PAGE EXTRACT:
Edge Scoping MVP for Casablanca - ONAP Enhancements

Summary: Edge Scoping

Distributed Cloud Infrastructure Object Hierarchy, Cloud-agnostic Placement Policy & Homing Policies

Value:

5G VNF Placement
Improve ONAP Deployability through Cloud-Agnostic Intent for Intra-DC Placement

References: ONAP R3+ Cloud Infrastructure Modeling; Cloud Infrastructure Aggregate Representation Classes

ONAP Component	Life Cycle Phase	Enhancements
Policy	Design	Define Distributed Cloud Infrastructure Placement Policies (Note 3) – No enhancement needed to Policy Framework Leverage Standardized Distributed Cloud Infrastructure Object Hierarchy & Capabilities from A&AI
Multi-Cloud	Deploy	Support Distributed Cloud Infrastructure Capability Discovery (Note 1, Note 2) SO ↔ MC IaaS intent-based workload instantiation API to support cloud agnostic intent for Compute/Network/Storage; MC to translate cloud-agnostic intent from SO into cloud-specific placement attributes (Note 7)

EXCERPTED RECORDS:
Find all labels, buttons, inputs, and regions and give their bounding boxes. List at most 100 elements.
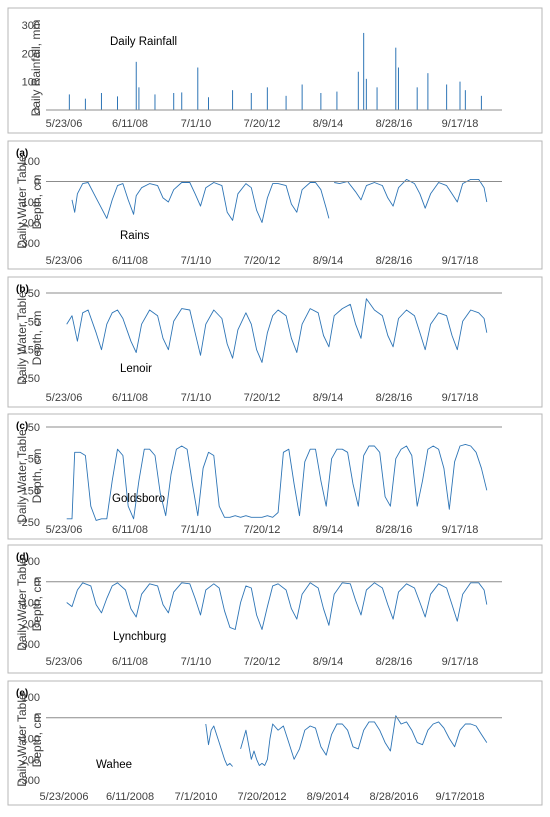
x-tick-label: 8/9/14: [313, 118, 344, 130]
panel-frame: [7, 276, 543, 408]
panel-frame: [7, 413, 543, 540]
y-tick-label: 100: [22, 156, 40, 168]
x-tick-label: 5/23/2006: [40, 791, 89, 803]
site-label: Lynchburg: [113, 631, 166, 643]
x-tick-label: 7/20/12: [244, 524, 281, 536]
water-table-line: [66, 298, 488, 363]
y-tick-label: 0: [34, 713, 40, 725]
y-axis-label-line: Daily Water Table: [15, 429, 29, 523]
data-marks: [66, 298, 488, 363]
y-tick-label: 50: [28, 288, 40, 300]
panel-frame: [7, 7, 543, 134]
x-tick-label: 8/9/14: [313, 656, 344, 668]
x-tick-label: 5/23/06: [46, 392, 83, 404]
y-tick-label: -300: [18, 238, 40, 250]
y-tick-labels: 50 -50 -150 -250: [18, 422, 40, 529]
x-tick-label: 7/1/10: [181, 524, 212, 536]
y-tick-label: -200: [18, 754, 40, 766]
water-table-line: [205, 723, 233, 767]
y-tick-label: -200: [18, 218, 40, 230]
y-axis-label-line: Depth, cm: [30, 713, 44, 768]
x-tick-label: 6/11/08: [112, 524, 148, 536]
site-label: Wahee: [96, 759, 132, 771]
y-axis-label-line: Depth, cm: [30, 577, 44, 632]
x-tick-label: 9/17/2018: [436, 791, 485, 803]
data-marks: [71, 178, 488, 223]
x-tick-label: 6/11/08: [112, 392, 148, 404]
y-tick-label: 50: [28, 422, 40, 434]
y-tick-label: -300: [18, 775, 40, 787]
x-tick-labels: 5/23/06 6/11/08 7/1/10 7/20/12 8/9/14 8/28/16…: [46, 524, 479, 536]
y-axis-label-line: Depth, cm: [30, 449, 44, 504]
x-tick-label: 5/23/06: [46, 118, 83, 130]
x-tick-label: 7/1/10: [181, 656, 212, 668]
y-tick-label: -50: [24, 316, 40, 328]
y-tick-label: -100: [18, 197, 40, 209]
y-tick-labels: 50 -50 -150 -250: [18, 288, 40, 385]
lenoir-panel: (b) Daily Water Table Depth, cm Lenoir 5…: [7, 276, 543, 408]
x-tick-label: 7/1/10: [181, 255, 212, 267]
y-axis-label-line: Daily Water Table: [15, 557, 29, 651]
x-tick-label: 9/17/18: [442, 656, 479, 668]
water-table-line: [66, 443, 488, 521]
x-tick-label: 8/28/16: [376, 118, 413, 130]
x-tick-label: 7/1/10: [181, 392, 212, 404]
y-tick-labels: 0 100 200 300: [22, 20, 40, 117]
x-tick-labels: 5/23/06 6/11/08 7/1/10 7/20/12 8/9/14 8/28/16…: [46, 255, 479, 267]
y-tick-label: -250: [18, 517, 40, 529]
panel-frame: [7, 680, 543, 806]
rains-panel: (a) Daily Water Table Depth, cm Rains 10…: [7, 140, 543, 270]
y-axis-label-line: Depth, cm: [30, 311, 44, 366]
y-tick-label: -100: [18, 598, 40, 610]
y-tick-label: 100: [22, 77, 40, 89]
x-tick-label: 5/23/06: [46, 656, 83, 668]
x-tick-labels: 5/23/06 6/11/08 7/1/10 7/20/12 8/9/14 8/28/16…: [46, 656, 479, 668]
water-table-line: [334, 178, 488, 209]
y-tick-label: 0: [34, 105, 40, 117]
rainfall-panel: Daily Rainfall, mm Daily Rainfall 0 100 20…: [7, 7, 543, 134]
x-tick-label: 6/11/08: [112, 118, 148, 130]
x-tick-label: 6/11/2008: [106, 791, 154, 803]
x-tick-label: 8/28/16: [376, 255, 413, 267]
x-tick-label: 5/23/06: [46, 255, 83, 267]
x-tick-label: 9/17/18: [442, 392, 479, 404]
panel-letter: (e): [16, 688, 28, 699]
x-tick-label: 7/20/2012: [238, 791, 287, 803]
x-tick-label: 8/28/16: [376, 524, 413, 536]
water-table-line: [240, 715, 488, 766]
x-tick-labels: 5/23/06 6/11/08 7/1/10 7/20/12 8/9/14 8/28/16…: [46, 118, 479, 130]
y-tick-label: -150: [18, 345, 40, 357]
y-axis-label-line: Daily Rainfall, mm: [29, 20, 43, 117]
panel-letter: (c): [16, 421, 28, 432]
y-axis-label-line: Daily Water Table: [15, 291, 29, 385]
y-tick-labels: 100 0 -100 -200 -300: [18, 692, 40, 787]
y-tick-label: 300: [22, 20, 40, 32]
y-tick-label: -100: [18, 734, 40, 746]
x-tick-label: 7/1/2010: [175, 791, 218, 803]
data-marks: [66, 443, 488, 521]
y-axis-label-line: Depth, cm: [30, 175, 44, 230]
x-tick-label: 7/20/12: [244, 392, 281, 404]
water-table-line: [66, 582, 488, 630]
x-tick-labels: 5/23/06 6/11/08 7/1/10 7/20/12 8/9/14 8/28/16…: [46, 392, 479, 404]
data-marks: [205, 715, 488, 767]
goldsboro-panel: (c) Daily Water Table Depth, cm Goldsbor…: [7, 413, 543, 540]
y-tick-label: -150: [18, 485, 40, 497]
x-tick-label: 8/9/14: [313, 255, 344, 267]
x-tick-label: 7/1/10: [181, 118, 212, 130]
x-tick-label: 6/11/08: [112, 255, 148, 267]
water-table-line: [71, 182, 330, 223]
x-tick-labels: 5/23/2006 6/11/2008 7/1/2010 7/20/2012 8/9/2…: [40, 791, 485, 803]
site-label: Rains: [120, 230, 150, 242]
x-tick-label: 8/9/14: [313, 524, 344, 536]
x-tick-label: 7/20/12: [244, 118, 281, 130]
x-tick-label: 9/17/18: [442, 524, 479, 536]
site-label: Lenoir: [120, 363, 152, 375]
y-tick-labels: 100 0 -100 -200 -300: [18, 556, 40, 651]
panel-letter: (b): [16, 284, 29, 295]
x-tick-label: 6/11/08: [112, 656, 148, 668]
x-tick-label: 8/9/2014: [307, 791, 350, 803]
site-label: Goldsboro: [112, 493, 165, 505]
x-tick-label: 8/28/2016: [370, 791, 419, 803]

OBJECTIVE:
Do the following statements agree with the Edge Scoping page? Answer yes or no to each, quoting the page's deciding words exactly.
1. Defining the placement policies requires an enhancement to the Policy Framework.
2. Multi-Cloud translates cloud-agnostic intent from SO into cloud-specific placement attributes.
3. 5G VNF Placement is listed under Value.
The listing plays no part in this work.

REPLY:
1. No: "No enhancement needed to Policy Framework"
2. Yes: "MC to translate cloud-agnostic intent from SO into cloud-specific placement attributes"
3. Yes: "5G VNF Placement"